- Your objective -
Every record that follows must be duplicated exactly, with images left out.

- Record excerpts -
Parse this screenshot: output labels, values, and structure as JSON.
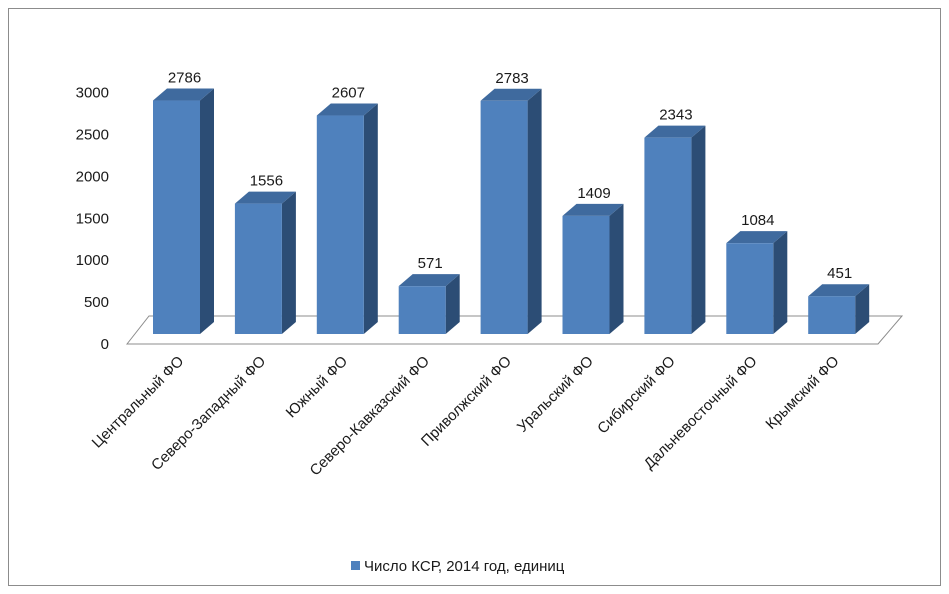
{
  "chart_data": {
    "type": "bar",
    "categories": [
      "Центральный ФО",
      "Северо-Западный ФО",
      "Южный ФО",
      "Северо-Кавказский ФО",
      "Приволжский ФО",
      "Уральский ФО",
      "Сибирский ФО",
      "Дальневосточный ФО",
      "Крымский ФО"
    ],
    "series": [
      {
        "name": "Число КСР, 2014 год, единиц",
        "values": [
          2786,
          1556,
          2607,
          571,
          2783,
          1409,
          2343,
          1084,
          451
        ],
        "color": "#4f81bd"
      }
    ],
    "ylim": [
      0,
      3000
    ],
    "yticks": [
      0,
      500,
      1000,
      1500,
      2000,
      2500,
      3000
    ],
    "grid": false,
    "legend_position": "bottom",
    "style": "3d-column",
    "colors": {
      "front": "#4f81bd",
      "side": "#2c4d75",
      "top": "#3f6a9e"
    }
  }
}
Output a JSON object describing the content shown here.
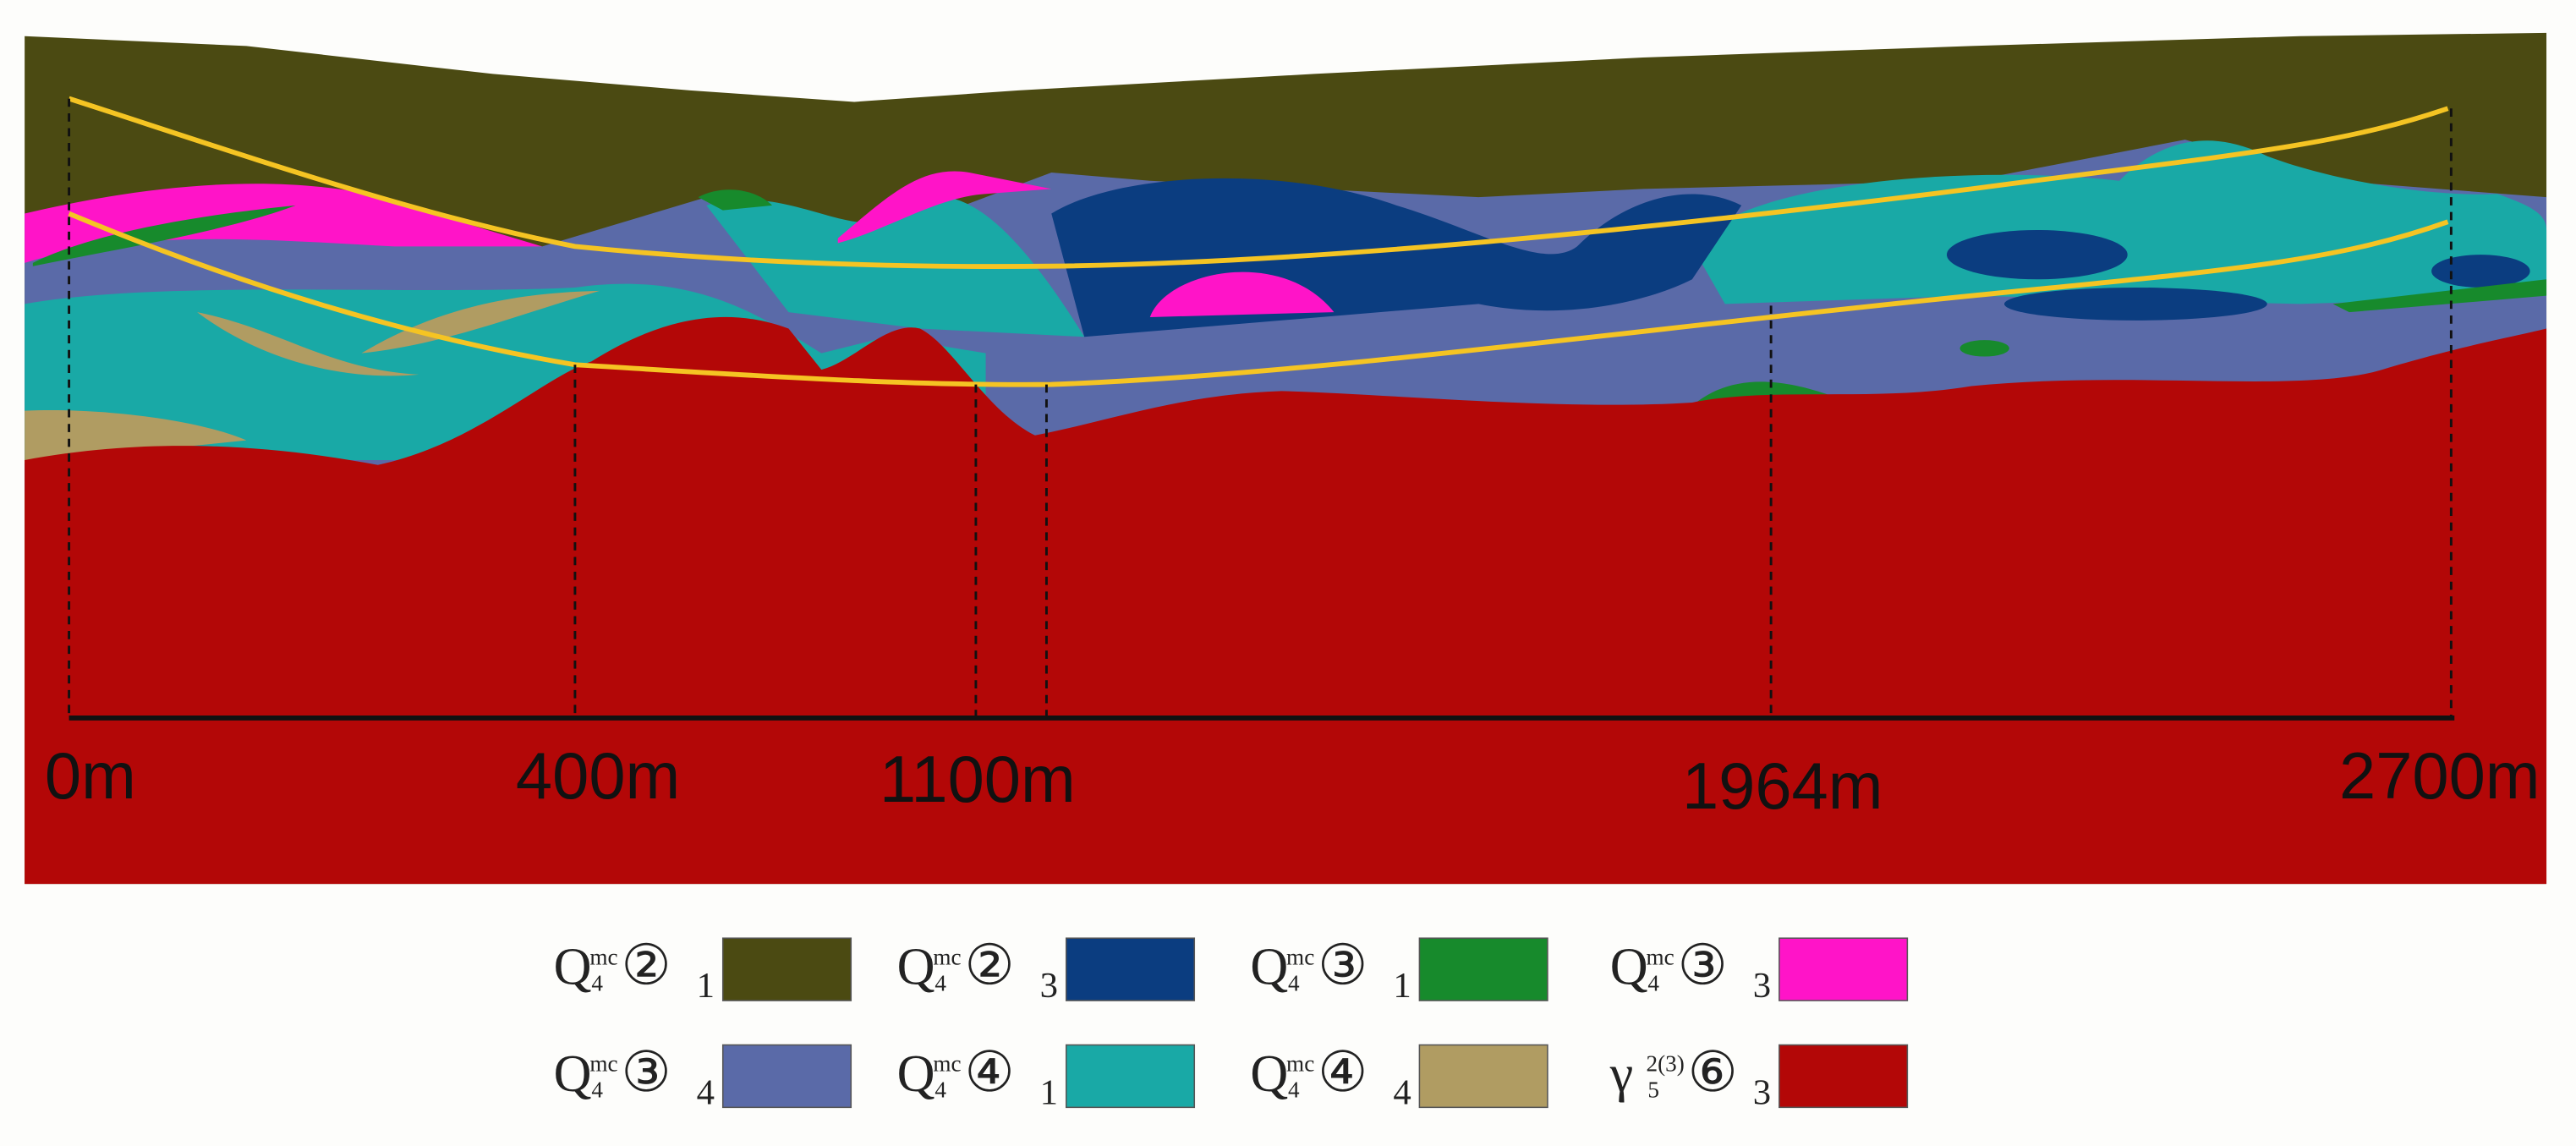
{
  "section": {
    "distance_labels": [
      "0m",
      "400m",
      "1100m",
      "1964m",
      "2700m"
    ]
  },
  "legend": [
    {
      "base": "Q",
      "sup": "mc",
      "sub": "4",
      "circled": "②",
      "index": "1",
      "color": "#4b4a12"
    },
    {
      "base": "Q",
      "sup": "mc",
      "sub": "4",
      "circled": "②",
      "index": "3",
      "color": "#0b3d80"
    },
    {
      "base": "Q",
      "sup": "mc",
      "sub": "4",
      "circled": "③",
      "index": "1",
      "color": "#178a2c"
    },
    {
      "base": "Q",
      "sup": "mc",
      "sub": "4",
      "circled": "③",
      "index": "3",
      "color": "#ff14c8"
    },
    {
      "base": "Q",
      "sup": "mc",
      "sub": "4",
      "circled": "③",
      "index": "4",
      "color": "#5a6aa8"
    },
    {
      "base": "Q",
      "sup": "mc",
      "sub": "4",
      "circled": "④",
      "index": "1",
      "color": "#19a9a6"
    },
    {
      "base": "Q",
      "sup": "mc",
      "sub": "4",
      "circled": "④",
      "index": "4",
      "color": "#b09c62"
    },
    {
      "base": "γ",
      "sup": "2(3)",
      "sub": "5",
      "circled": "⑥",
      "index": "3",
      "color": "#b30707"
    }
  ]
}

- Answer -
Parse this screenshot: output labels, values, and structure as JSON.
{
  "chart_data": {
    "type": "bar",
    "categories": [
      "Центральный ФО",
      "Северо-Западный ФО",
      "Южный ФО",
      "Северо-Кавказский ФО",
      "Приволжский ФО",
      "Уральский ФО",
      "Сибирский ФО",
      "Дальневосточный ФО",
      "Крымский ФО"
    ],
    "series": [
      {
        "name": "Число КСР, 2014 год, единиц",
        "values": [
          2786,
          1556,
          2607,
          571,
          2783,
          1409,
          2343,
          1084,
          451
        ],
        "color": "#4f81bd"
      }
    ],
    "ylim": [
      0,
      3000
    ],
    "yticks": [
      0,
      500,
      1000,
      1500,
      2000,
      2500,
      3000
    ],
    "grid": false,
    "legend_position": "bottom",
    "style": "3d-column",
    "colors": {
      "front": "#4f81bd",
      "side": "#2c4d75",
      "top": "#3f6a9e"
    }
  }
}
Output a JSON object describing the content shown here.
{
  "section": {
    "distance_labels": [
      "0m",
      "400m",
      "1100m",
      "1964m",
      "2700m"
    ]
  },
  "legend": [
    {
      "base": "Q",
      "sup": "mc",
      "sub": "4",
      "circled": "②",
      "index": "1",
      "color": "#4b4a12"
    },
    {
      "base": "Q",
      "sup": "mc",
      "sub": "4",
      "circled": "②",
      "index": "3",
      "color": "#0b3d80"
    },
    {
      "base": "Q",
      "sup": "mc",
      "sub": "4",
      "circled": "③",
      "index": "1",
      "color": "#178a2c"
    },
    {
      "base": "Q",
      "sup": "mc",
      "sub": "4",
      "circled": "③",
      "index": "3",
      "color": "#ff14c8"
    },
    {
      "base": "Q",
      "sup": "mc",
      "sub": "4",
      "circled": "③",
      "index": "4",
      "color": "#5a6aa8"
    },
    {
      "base": "Q",
      "sup": "mc",
      "sub": "4",
      "circled": "④",
      "index": "1",
      "color": "#19a9a6"
    },
    {
      "base": "Q",
      "sup": "mc",
      "sub": "4",
      "circled": "④",
      "index": "4",
      "color": "#b09c62"
    },
    {
      "base": "γ",
      "sup": "2(3)",
      "sub": "5",
      "circled": "⑥",
      "index": "3",
      "color": "#b30707"
    }
  ]
}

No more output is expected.